**PASSAGE TO READ**.
──────────

The appointment of this commission and the mandate given to it were the sequence of an act of the previous legislature (the eleventh), which had appointed a former commission of seven citizens to investigate the subject of such a monument, choose a site for it upon the capitol grounds, select a design and report to the legislature next succeeding. Accordingly a site was selected, a competition held in which the architects and the sculptors of Utah and also of the United States were invited to participate, and in which prominent sculptors and architects from the whole country did participate, submitting plans and models of their designs, from which a committee composed of Utah's prominent artists and architects selected three as winning first, second and third places, respectively, and to which were awarded cash prizes as per terms of the competition. Acting upon the judgment of this committee the design accorded first place was recommended by the Monument Committee to the twelfth legislature and an appropriation of one hundred thousand dollars asked for, not to be available, however, before 1920, and only when a like amount of money should be raised from other sources.

──────────

**PROBLEM SET**.
#1 Decide whether each statement agrees with the passage on the monument commission, answering yes or no and quoting the words that settle it: (a) The earlier commission was made up of seven citizens. (b) Only architects and sculptors from Utah were invited to enter the competition. (c) The requested appropriation was to be available right away.
#2 Carry the passage on the monument commission further, beginning right after its last sentence.
The entries that follow the passage come from a separate source.

**Part of a data file**.
──────────

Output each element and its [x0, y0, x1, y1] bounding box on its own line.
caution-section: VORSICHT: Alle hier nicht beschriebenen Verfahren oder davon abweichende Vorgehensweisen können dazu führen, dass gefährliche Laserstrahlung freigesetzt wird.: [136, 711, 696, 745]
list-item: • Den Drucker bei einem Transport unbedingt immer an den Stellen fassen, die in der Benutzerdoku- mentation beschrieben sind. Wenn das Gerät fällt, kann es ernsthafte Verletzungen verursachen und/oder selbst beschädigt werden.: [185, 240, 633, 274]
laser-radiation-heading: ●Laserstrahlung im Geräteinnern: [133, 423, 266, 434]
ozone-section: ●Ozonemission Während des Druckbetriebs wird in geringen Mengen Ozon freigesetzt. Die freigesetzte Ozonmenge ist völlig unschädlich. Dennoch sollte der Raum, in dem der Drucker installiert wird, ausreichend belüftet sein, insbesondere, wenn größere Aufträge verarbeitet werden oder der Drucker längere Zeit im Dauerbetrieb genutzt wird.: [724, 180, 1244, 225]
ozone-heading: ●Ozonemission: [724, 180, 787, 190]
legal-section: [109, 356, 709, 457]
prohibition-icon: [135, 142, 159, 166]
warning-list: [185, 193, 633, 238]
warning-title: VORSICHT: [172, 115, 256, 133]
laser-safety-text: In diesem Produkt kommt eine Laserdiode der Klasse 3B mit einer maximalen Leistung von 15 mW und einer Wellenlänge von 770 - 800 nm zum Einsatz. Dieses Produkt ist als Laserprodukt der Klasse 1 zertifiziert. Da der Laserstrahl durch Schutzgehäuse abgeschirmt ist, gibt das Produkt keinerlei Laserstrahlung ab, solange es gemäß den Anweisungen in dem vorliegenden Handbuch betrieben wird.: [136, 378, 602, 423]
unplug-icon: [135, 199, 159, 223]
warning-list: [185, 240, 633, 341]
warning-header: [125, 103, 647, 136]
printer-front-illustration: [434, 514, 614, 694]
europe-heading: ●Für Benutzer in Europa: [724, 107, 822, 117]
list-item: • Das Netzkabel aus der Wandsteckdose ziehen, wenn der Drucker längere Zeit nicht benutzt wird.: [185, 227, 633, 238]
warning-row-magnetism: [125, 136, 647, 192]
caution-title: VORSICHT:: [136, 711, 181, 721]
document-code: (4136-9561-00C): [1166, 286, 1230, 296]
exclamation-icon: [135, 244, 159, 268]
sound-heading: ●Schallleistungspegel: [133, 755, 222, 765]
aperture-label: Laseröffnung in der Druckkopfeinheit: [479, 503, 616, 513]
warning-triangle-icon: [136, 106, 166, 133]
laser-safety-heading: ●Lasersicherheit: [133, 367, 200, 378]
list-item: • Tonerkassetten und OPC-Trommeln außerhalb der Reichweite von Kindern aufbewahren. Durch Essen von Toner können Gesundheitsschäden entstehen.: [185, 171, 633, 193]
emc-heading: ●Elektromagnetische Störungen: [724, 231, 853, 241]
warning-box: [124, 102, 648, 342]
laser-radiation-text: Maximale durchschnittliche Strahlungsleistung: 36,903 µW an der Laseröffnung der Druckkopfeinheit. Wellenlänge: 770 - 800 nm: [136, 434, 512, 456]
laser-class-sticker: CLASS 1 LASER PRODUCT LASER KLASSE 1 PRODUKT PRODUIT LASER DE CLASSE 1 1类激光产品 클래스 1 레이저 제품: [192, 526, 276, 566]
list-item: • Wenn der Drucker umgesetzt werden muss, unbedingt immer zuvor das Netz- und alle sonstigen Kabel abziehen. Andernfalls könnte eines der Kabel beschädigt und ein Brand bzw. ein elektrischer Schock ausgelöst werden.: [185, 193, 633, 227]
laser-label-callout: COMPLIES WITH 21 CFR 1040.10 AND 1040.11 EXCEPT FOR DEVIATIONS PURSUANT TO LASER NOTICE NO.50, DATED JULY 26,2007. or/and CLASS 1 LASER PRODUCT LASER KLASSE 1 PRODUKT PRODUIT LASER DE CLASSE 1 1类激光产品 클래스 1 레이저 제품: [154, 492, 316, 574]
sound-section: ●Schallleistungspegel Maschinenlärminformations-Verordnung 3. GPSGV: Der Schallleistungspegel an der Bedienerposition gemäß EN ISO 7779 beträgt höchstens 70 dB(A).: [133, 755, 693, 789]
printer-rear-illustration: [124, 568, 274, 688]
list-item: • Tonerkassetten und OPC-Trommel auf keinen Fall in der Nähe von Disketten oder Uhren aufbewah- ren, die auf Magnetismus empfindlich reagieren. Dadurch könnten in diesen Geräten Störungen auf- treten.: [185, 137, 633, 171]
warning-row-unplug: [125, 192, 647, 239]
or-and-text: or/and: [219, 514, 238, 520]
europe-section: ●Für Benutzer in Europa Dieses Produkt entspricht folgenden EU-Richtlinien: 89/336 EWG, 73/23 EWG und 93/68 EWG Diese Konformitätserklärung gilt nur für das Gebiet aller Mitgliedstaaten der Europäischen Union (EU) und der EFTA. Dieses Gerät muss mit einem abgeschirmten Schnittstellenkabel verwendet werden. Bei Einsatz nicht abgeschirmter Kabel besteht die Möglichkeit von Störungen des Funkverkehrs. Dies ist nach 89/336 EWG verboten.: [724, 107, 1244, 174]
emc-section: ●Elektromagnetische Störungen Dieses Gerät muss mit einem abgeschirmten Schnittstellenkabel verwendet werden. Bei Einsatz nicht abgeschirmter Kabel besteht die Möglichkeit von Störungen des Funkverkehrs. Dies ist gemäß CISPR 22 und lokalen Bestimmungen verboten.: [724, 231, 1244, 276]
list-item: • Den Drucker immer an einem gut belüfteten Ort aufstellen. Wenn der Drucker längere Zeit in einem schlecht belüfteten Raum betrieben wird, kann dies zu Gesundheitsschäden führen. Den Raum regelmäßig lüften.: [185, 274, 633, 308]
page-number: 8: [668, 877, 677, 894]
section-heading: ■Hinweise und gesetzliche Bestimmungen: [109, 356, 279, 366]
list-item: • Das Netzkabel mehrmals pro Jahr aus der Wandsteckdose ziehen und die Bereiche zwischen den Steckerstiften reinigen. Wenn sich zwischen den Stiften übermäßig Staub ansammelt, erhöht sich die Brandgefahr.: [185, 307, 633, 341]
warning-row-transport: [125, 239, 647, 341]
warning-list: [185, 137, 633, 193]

──────────

**EXERCISE RESPONSES**.
#1
(a) Yes: "appointed a former commission of seven citizens"
(b) No: "the architects and the sculptors of Utah and also of the United States were invited to participate"
(c) No: "not to be available, however, before 1920"

#2
The report of the first committee resulted, as before stated, in the appointment of the present Commission, the making of the aforesaid appropriation of two thousand dollars additional for contingent expenses, and authorizing procedure with the work.
Mr. G. P. Riswold, the successful sculptor in the competition, associated with Messrs. James R. M. Morrison and Mr. Walker, architects, Chicago, Illinois, were notified of the action of the legislature. The following spring Mr. Morrison of the firm of the sculptor and associated architects, being in Salt Lake City, and meeting with some members of the Commission volunteered the making of a larger model of the design submitted by Mr. Riswold. This model has been inspected by a special committee appointed by the Utah State Commission and finally adopted by the full Commission as the accepted design and model of the monument to be erected on the Capitol grounds.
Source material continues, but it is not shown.